--- Begin ---
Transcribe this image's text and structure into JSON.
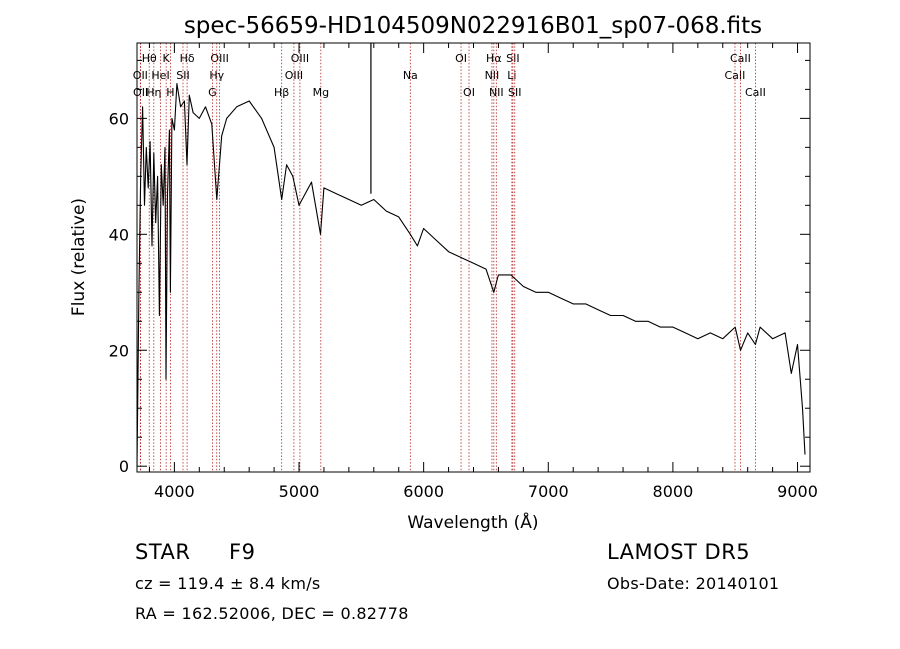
{
  "chart_data": {
    "type": "line",
    "title": "spec-56659-HD104509N022916B01_sp07-068.fits",
    "xlabel": "Wavelength (Å)",
    "ylabel": "Flux (relative)",
    "xlim": [
      3700,
      9100
    ],
    "ylim": [
      -1,
      73
    ],
    "xticks": [
      4000,
      5000,
      6000,
      7000,
      8000,
      9000
    ],
    "yticks": [
      0,
      20,
      40,
      60
    ],
    "grid": false,
    "series": [
      {
        "x": [
          3700,
          3715,
          3730,
          3745,
          3760,
          3775,
          3790,
          3805,
          3820,
          3835,
          3850,
          3865,
          3880,
          3895,
          3910,
          3925,
          3933,
          3945,
          3960,
          3968,
          3980,
          4000,
          4020,
          4050,
          4080,
          4101,
          4120,
          4150,
          4200,
          4250,
          4300,
          4340,
          4380,
          4420,
          4500,
          4600,
          4700,
          4800,
          4861,
          4900,
          4950,
          5000,
          5100,
          5172,
          5200,
          5300,
          5400,
          5500,
          5600,
          5700,
          5800,
          5893,
          5950,
          6000,
          6100,
          6200,
          6300,
          6400,
          6500,
          6563,
          6600,
          6700,
          6800,
          6900,
          7000,
          7100,
          7200,
          7300,
          7400,
          7500,
          7600,
          7700,
          7800,
          7900,
          8000,
          8100,
          8200,
          8300,
          8400,
          8500,
          8542,
          8600,
          8662,
          8700,
          8800,
          8900,
          8950,
          9000,
          9040,
          9060
        ],
        "y": [
          0,
          30,
          50,
          62,
          45,
          55,
          48,
          56,
          38,
          54,
          42,
          50,
          26,
          52,
          45,
          55,
          15,
          47,
          58,
          30,
          60,
          58,
          66,
          62,
          63,
          52,
          64,
          61,
          60,
          62,
          59,
          46,
          57,
          60,
          62,
          63,
          60,
          55,
          46,
          52,
          50,
          45,
          49,
          40,
          48,
          47,
          46,
          45,
          46,
          44,
          43,
          40,
          38,
          41,
          39,
          37,
          36,
          35,
          34,
          30,
          33,
          33,
          31,
          30,
          30,
          29,
          28,
          28,
          27,
          26,
          26,
          25,
          25,
          24,
          24,
          23,
          22,
          23,
          22,
          24,
          20,
          23,
          21,
          24,
          22,
          23,
          16,
          21,
          10,
          2
        ]
      }
    ],
    "lines": [
      {
        "label": "Hθ",
        "x": 3798,
        "row": 1
      },
      {
        "label": "OII",
        "x": 3727,
        "row": 2
      },
      {
        "label": "OII",
        "x": 3729,
        "row": 3
      },
      {
        "label": "Hη",
        "x": 3835,
        "row": 3
      },
      {
        "label": "HeI",
        "x": 3889,
        "row": 2
      },
      {
        "label": "K",
        "x": 3934,
        "row": 1
      },
      {
        "label": "H",
        "x": 3968,
        "row": 3
      },
      {
        "label": "Hδ",
        "x": 4102,
        "row": 1
      },
      {
        "label": "SII",
        "x": 4069,
        "row": 2
      },
      {
        "label": "OIII",
        "x": 4363,
        "row": 1
      },
      {
        "label": "Hγ",
        "x": 4340,
        "row": 2
      },
      {
        "label": "G",
        "x": 4305,
        "row": 3
      },
      {
        "label": "Hβ",
        "x": 4861,
        "row": 3
      },
      {
        "label": "OIII",
        "x": 4959,
        "row": 2
      },
      {
        "label": "OIII",
        "x": 5007,
        "row": 1
      },
      {
        "label": "Mg",
        "x": 5175,
        "row": 3
      },
      {
        "label": "Na",
        "x": 5893,
        "row": 2
      },
      {
        "label": "OI",
        "x": 6300,
        "row": 1
      },
      {
        "label": "OI",
        "x": 6364,
        "row": 3
      },
      {
        "label": "NII",
        "x": 6548,
        "row": 2
      },
      {
        "label": "Hα",
        "x": 6563,
        "row": 1
      },
      {
        "label": "NII",
        "x": 6583,
        "row": 3
      },
      {
        "label": "SII",
        "x": 6716,
        "row": 1
      },
      {
        "label": "Li",
        "x": 6708,
        "row": 2
      },
      {
        "label": "SII",
        "x": 6731,
        "row": 3
      },
      {
        "label": "CaII",
        "x": 8498,
        "row": 2
      },
      {
        "label": "CaII",
        "x": 8542,
        "row": 1
      },
      {
        "label": "CaII",
        "x": 8662,
        "row": 3
      }
    ],
    "spike": {
      "x": 5577,
      "y_top": 73
    }
  },
  "info": {
    "class_label": "STAR",
    "subclass": "F9",
    "survey": "LAMOST  DR5",
    "cz": "cz = 119.4 ± 8.4 km/s",
    "obs_date": "Obs-Date: 20140101",
    "coords": "RA = 162.52006, DEC =    0.82778"
  }
}
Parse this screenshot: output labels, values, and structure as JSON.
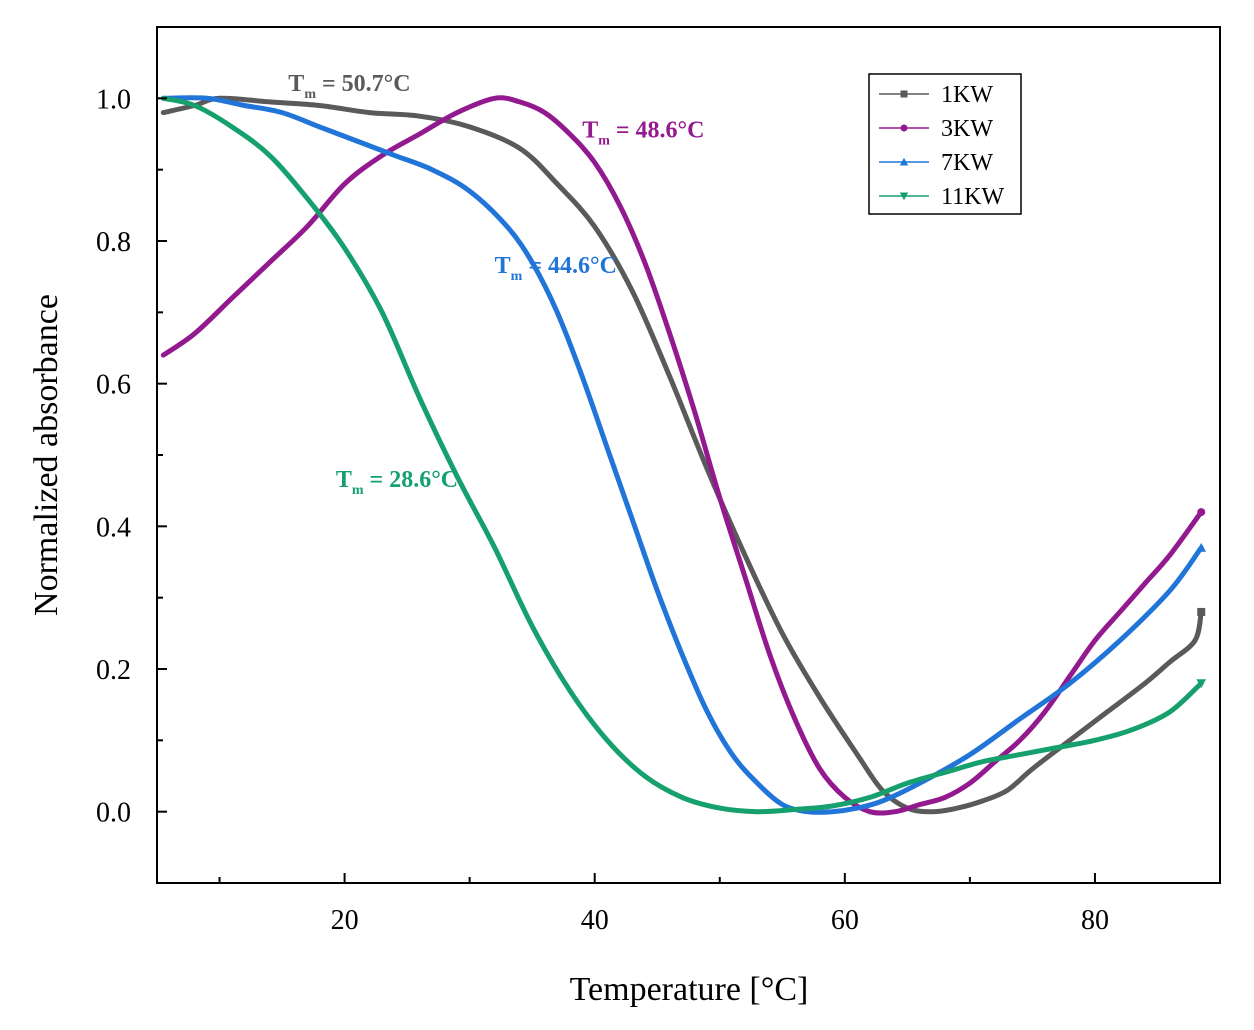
{
  "chart_data": {
    "type": "line",
    "title": "",
    "xlabel": "Temperature [°C]",
    "ylabel": "Normalized absorbance",
    "xlim": [
      5,
      90
    ],
    "ylim": [
      -0.1,
      1.1
    ],
    "x_ticks": [
      20,
      40,
      60,
      80
    ],
    "x_minor_ticks": [
      10,
      30,
      50,
      70,
      90
    ],
    "y_ticks": [
      0.0,
      0.2,
      0.4,
      0.6,
      0.8,
      1.0
    ],
    "y_tick_labels": [
      "0.0",
      "0.2",
      "0.4",
      "0.6",
      "0.8",
      "1.0"
    ],
    "y_minor_ticks": [
      -0.1,
      0.1,
      0.3,
      0.5,
      0.7,
      0.9,
      1.1
    ],
    "legend_position": "top-right",
    "series": [
      {
        "name": "1KW",
        "color": "#5a5a5a",
        "marker": "square",
        "x": [
          5.5,
          8,
          10,
          14,
          18,
          22,
          26,
          30,
          34,
          37,
          40,
          43,
          46,
          49,
          52,
          55,
          58,
          61,
          63,
          65,
          67,
          69,
          71,
          73,
          75,
          78,
          81,
          84,
          86,
          88,
          88.5
        ],
        "y": [
          0.98,
          0.99,
          1.0,
          0.995,
          0.99,
          0.98,
          0.975,
          0.96,
          0.93,
          0.88,
          0.82,
          0.73,
          0.61,
          0.48,
          0.36,
          0.25,
          0.16,
          0.08,
          0.03,
          0.005,
          0.0,
          0.005,
          0.015,
          0.03,
          0.06,
          0.1,
          0.14,
          0.18,
          0.21,
          0.24,
          0.28
        ]
      },
      {
        "name": "3KW",
        "color": "#93198f",
        "marker": "circle",
        "x": [
          5.5,
          8,
          11,
          14,
          17,
          20,
          23,
          26,
          29,
          32,
          34,
          36,
          38,
          40,
          42,
          44,
          46,
          48,
          50,
          52,
          54,
          56,
          58,
          60,
          62,
          64,
          66,
          68,
          70,
          72,
          74,
          76,
          78,
          80,
          82,
          84,
          86,
          88.5
        ],
        "y": [
          0.64,
          0.67,
          0.72,
          0.77,
          0.82,
          0.88,
          0.92,
          0.95,
          0.98,
          1.0,
          0.995,
          0.98,
          0.95,
          0.91,
          0.85,
          0.77,
          0.67,
          0.56,
          0.44,
          0.33,
          0.22,
          0.13,
          0.06,
          0.02,
          0.0,
          0.0,
          0.01,
          0.02,
          0.04,
          0.07,
          0.1,
          0.14,
          0.19,
          0.24,
          0.28,
          0.32,
          0.36,
          0.42
        ]
      },
      {
        "name": "7KW",
        "color": "#2175d9",
        "marker": "triangle",
        "x": [
          5.5,
          9,
          12,
          15,
          18,
          21,
          24,
          27,
          30,
          33,
          35,
          37,
          39,
          41,
          43,
          45,
          47,
          49,
          51,
          53,
          55,
          57,
          59,
          61,
          63,
          66,
          70,
          74,
          78,
          82,
          86,
          88.5
        ],
        "y": [
          1.0,
          1.0,
          0.99,
          0.98,
          0.96,
          0.94,
          0.92,
          0.9,
          0.87,
          0.82,
          0.77,
          0.7,
          0.61,
          0.51,
          0.41,
          0.31,
          0.22,
          0.14,
          0.08,
          0.04,
          0.01,
          0.0,
          0.0,
          0.005,
          0.015,
          0.04,
          0.08,
          0.13,
          0.18,
          0.24,
          0.31,
          0.37
        ]
      },
      {
        "name": "11KW",
        "color": "#16a06e",
        "marker": "triangle-down",
        "x": [
          5.5,
          8,
          11,
          14,
          17,
          20,
          23,
          26,
          29,
          32,
          35,
          38,
          41,
          44,
          47,
          50,
          53,
          56,
          59,
          62,
          65,
          68,
          71,
          74,
          77,
          80,
          83,
          86,
          88.5
        ],
        "y": [
          1.0,
          0.99,
          0.96,
          0.92,
          0.86,
          0.79,
          0.7,
          0.58,
          0.47,
          0.37,
          0.26,
          0.17,
          0.1,
          0.05,
          0.02,
          0.005,
          0.0,
          0.003,
          0.008,
          0.02,
          0.04,
          0.055,
          0.07,
          0.08,
          0.09,
          0.1,
          0.115,
          0.14,
          0.18
        ]
      }
    ],
    "annotations": [
      {
        "label": "Tm = 50.7°C",
        "text_main": "T",
        "text_sub": "m",
        "text_rest": " = 50.7°C",
        "color": "#5a5a5a",
        "x": 15.5,
        "y": 1.01
      },
      {
        "label": "Tm = 48.6°C",
        "text_main": "T",
        "text_sub": "m",
        "text_rest": " = 48.6°C",
        "color": "#93198f",
        "x": 39.0,
        "y": 0.945
      },
      {
        "label": "Tm = 44.6°C",
        "text_main": "T",
        "text_sub": "m",
        "text_rest": " = 44.6°C",
        "color": "#2175d9",
        "x": 32.0,
        "y": 0.755
      },
      {
        "label": "Tm = 28.6°C",
        "text_main": "T",
        "text_sub": "m",
        "text_rest": " = 28.6°C",
        "color": "#16a06e",
        "x": 19.3,
        "y": 0.455
      }
    ]
  }
}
--- End ---
**Task requirements:** Search the preceding listing for the word "title" and pull out every line that holds it.

**Response to the task:**
    "title": "spec-56659-HD104509N022916B01_sp07-068.fits",
    "title": "",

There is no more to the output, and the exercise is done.